Tally every line of the listing below that holds "David", then give the tally alone.

#### [MATERIAL FOR THIS EXERCISE]
□ □ □ □ □

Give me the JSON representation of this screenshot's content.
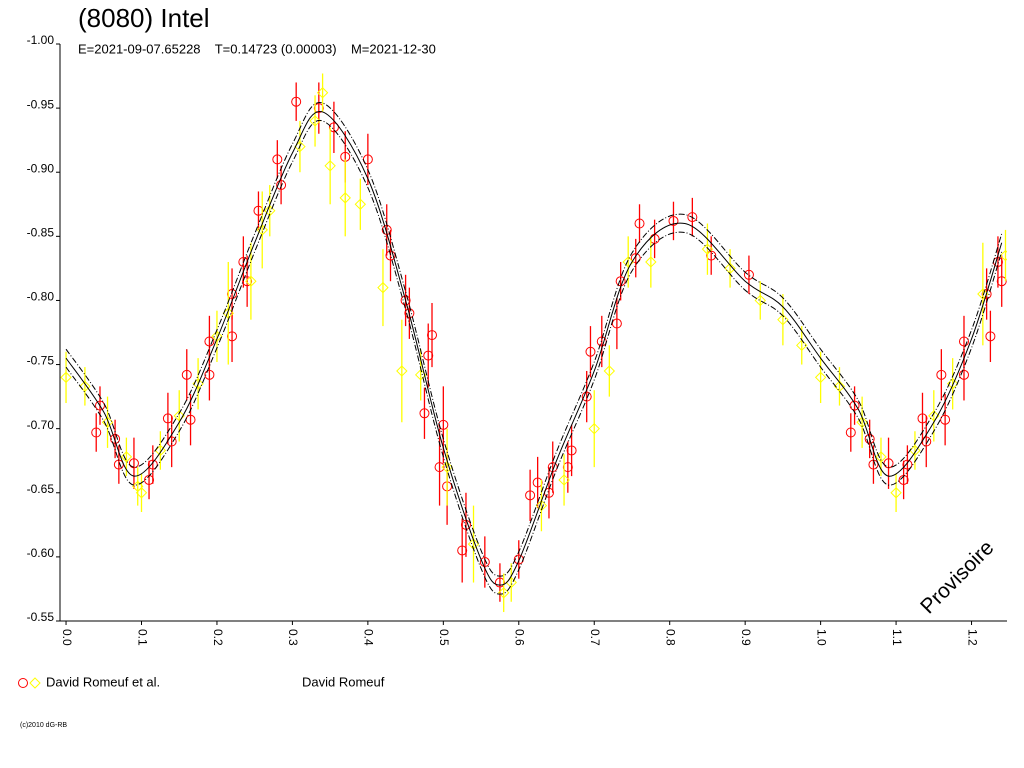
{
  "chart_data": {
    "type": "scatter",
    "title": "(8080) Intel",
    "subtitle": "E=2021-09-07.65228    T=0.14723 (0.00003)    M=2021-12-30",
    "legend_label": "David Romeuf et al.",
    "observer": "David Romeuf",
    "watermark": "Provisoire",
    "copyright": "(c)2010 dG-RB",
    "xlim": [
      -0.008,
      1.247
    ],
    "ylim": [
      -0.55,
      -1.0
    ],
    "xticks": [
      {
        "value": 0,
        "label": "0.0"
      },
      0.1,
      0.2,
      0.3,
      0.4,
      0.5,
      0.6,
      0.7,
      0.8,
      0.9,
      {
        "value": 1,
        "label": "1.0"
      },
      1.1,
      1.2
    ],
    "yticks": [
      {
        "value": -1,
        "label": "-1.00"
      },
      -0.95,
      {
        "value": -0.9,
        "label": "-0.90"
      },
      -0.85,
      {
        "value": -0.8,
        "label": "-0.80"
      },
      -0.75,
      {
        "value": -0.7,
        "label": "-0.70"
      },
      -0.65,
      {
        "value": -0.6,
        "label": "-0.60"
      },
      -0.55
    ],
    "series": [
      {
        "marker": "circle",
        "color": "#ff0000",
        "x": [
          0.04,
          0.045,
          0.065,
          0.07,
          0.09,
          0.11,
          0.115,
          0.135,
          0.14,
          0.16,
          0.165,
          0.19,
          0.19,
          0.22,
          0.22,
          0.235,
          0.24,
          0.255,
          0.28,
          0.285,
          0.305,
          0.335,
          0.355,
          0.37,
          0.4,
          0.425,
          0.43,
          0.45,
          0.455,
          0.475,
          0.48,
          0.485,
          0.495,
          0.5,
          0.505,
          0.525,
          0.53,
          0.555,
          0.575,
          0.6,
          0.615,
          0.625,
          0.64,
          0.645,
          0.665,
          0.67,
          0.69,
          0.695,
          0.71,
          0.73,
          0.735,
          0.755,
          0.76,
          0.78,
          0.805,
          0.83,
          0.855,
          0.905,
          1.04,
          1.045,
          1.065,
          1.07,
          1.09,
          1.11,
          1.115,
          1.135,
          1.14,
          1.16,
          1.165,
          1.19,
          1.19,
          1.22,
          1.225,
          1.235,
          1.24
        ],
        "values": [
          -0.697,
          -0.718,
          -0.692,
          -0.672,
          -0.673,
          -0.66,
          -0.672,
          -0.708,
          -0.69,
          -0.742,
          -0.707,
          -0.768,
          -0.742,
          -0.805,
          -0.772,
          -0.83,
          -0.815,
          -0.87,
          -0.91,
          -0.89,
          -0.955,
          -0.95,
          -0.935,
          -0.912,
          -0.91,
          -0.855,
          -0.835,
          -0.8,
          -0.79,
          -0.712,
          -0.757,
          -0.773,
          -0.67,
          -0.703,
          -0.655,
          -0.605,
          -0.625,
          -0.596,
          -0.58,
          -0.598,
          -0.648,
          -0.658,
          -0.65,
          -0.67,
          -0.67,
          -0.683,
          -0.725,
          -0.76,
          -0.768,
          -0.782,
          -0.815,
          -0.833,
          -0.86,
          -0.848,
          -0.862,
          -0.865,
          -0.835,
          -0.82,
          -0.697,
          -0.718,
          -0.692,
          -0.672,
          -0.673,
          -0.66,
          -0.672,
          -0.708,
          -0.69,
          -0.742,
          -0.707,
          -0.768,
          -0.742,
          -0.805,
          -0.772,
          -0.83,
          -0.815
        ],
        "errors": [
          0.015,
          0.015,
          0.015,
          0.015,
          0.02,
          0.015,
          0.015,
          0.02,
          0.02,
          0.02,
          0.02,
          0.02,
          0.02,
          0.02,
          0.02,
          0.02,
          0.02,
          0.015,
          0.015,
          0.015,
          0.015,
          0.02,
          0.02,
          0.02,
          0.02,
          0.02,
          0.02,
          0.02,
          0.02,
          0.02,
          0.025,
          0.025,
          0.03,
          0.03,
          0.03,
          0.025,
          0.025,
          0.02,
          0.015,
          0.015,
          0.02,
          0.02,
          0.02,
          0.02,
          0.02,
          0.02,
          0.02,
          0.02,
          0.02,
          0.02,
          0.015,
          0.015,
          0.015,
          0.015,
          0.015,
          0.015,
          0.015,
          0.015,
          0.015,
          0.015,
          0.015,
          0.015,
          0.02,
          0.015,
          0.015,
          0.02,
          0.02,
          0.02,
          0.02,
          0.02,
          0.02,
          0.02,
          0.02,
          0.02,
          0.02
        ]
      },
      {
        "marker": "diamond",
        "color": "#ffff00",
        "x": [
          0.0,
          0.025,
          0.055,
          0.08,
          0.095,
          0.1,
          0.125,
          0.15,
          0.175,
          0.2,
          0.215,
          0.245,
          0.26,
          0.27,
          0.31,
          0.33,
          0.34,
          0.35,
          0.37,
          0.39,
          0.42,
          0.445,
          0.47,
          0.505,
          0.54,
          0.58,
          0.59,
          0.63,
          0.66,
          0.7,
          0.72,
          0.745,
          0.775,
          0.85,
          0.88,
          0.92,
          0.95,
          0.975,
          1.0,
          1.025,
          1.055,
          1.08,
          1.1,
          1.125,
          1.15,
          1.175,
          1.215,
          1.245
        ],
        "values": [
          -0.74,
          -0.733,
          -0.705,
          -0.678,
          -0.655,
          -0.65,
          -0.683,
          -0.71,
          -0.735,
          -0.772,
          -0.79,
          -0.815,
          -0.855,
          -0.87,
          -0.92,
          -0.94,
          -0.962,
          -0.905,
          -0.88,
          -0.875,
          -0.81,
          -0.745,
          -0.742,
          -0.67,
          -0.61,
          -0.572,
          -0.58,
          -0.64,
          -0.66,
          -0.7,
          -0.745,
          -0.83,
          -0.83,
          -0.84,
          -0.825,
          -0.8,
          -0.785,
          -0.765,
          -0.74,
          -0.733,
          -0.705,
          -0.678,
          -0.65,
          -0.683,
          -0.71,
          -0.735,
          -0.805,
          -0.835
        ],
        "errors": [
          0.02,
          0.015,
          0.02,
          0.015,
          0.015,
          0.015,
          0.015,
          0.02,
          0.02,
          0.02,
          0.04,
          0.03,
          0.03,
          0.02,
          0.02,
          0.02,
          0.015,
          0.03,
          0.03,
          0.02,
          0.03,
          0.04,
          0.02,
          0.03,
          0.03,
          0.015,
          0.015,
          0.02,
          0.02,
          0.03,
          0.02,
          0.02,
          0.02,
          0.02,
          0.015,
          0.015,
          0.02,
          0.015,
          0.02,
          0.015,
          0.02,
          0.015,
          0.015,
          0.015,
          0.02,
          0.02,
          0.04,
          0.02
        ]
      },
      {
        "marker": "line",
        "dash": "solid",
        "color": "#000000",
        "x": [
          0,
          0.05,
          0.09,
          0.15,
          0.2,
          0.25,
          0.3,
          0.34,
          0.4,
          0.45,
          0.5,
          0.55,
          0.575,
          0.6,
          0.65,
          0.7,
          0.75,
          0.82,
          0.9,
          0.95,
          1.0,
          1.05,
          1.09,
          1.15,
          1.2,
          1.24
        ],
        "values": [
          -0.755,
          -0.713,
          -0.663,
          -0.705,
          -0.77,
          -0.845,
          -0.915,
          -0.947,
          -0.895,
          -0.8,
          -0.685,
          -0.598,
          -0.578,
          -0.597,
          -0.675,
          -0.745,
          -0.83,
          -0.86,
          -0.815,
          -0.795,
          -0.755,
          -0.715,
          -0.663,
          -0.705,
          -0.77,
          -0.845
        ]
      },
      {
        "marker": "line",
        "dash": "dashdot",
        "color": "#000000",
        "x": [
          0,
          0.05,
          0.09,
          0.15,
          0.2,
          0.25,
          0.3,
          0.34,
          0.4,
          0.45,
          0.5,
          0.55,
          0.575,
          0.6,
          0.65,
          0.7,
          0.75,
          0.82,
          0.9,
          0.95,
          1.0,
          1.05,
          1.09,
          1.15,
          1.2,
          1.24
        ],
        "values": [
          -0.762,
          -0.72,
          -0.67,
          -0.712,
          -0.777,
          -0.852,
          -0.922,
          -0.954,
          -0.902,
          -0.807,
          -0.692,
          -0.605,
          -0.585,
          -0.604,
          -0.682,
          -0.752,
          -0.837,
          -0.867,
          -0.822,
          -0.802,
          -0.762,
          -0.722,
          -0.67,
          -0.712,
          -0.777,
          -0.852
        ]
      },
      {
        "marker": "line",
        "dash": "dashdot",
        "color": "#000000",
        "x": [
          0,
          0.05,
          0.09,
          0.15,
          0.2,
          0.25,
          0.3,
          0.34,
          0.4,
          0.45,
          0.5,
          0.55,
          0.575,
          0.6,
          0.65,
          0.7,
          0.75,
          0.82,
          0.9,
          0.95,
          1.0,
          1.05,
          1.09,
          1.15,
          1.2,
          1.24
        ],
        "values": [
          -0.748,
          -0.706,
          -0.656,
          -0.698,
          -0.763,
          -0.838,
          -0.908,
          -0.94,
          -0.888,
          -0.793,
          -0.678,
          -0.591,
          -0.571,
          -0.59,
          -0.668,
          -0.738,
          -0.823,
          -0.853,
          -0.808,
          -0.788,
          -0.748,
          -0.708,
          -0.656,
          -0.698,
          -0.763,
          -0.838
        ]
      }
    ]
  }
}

□ □ □ □ □

#### [COMPLETE RESPONSE]
2